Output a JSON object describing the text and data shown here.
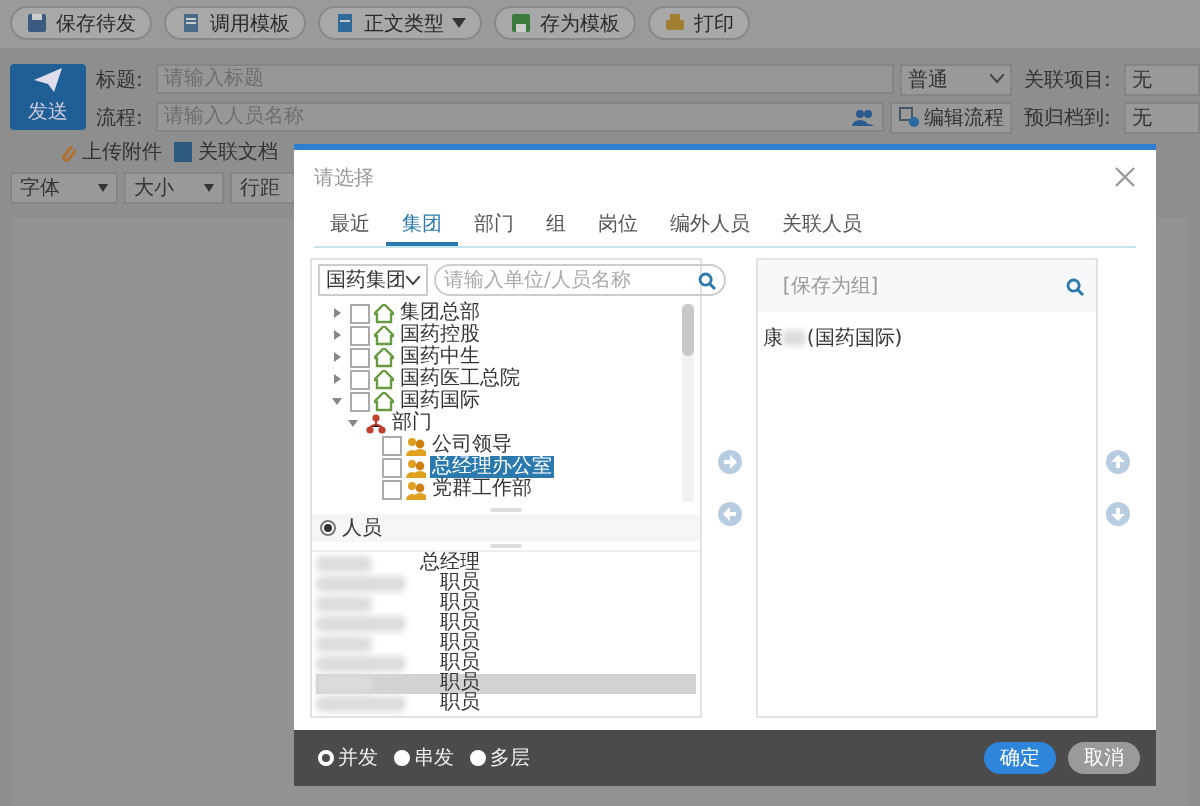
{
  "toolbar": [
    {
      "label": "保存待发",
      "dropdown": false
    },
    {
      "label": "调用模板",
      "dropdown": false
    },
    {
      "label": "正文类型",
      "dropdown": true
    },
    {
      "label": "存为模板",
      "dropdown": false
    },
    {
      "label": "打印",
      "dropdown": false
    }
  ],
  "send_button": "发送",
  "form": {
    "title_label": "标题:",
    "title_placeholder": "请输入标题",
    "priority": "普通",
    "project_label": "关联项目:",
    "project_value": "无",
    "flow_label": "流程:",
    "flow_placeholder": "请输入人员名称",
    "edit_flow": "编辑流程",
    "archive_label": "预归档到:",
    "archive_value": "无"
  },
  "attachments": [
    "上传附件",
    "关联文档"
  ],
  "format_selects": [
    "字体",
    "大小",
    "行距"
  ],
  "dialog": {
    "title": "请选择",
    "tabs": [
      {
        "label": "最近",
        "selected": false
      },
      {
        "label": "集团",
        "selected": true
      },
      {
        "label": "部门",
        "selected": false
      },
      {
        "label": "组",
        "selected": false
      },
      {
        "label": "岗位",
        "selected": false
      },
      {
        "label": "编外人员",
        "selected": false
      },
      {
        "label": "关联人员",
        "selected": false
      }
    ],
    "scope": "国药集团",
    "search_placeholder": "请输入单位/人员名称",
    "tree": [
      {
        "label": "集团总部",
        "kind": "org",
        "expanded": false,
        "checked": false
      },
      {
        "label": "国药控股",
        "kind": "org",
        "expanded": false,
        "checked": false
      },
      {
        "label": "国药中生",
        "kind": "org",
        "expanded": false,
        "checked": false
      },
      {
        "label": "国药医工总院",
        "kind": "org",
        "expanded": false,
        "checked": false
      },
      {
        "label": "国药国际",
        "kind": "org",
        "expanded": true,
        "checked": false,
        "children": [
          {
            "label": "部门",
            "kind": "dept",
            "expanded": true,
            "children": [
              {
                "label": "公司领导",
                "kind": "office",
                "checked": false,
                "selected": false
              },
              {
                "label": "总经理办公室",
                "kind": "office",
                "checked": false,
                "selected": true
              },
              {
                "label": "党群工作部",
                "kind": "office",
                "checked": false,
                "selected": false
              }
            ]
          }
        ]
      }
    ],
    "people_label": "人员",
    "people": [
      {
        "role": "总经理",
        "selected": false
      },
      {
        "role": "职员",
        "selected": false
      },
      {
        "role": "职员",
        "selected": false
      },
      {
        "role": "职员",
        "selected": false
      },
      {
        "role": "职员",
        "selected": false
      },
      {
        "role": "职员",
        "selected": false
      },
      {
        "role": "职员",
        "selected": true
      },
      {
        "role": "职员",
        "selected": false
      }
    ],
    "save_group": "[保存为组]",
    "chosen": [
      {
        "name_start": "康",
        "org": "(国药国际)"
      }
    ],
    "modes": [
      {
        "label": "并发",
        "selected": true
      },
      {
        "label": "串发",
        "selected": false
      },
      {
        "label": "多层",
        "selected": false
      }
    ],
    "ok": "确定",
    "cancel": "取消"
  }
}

□ □ □

-- OBJECTIVE --
Make a list of all lines in the data that contain "true".

-- EXPECTED ANSWER --
      "dropdown": true
        "selected": true
        "expanded": true,
            "expanded": true,
                "selected": true
        "selected": true
        "selected": true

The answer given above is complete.